Exercise aim
Below are records; state how many of their lines hold the word "vehicules", and give only the figure.

Raw records
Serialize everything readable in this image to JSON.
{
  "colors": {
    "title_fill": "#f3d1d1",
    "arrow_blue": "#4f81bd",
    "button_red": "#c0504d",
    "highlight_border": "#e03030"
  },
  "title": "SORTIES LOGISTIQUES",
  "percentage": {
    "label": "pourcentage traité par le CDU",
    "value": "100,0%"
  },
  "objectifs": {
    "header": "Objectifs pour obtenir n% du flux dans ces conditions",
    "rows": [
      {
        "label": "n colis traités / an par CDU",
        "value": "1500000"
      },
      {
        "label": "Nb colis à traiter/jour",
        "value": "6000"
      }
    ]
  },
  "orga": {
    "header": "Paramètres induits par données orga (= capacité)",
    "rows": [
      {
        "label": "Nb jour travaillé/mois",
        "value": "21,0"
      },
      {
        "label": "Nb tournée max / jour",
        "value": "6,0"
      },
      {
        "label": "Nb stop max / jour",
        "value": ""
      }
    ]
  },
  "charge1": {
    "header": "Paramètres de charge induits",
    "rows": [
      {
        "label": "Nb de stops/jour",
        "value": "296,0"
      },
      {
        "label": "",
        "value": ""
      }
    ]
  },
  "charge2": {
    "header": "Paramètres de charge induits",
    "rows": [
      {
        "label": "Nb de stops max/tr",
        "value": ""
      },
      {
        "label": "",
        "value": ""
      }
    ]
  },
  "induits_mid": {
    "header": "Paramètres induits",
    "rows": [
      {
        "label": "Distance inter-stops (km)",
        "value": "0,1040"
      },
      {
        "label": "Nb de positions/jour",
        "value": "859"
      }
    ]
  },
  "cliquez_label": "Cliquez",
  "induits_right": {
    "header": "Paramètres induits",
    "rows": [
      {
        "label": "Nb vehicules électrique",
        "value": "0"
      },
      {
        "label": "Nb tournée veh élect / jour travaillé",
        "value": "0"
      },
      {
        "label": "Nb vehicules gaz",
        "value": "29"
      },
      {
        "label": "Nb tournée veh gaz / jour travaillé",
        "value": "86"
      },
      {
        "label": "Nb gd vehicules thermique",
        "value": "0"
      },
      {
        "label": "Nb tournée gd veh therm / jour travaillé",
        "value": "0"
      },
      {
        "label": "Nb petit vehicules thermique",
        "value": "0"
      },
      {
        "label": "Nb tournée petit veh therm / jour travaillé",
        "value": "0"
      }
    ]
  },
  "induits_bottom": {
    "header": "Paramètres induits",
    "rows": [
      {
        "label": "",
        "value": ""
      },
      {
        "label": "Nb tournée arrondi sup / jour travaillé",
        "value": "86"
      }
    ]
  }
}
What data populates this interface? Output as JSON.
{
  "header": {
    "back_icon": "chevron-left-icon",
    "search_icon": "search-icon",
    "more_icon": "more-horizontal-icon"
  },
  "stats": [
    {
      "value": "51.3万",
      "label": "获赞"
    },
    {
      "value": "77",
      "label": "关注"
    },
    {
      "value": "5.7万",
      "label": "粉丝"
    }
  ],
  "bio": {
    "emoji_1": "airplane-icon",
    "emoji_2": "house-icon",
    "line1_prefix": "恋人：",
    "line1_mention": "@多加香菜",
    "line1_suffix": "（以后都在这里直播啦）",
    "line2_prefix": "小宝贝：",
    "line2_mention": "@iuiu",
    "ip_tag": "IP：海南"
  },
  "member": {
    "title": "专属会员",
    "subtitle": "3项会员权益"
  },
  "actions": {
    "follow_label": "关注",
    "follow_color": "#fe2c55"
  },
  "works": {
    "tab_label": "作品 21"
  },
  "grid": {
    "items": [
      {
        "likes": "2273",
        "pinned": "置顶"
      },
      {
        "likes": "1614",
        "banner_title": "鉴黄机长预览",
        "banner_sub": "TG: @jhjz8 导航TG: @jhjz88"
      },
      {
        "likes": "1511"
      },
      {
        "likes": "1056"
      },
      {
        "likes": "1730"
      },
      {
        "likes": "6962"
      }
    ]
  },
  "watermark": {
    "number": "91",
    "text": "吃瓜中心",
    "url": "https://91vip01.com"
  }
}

Full response
4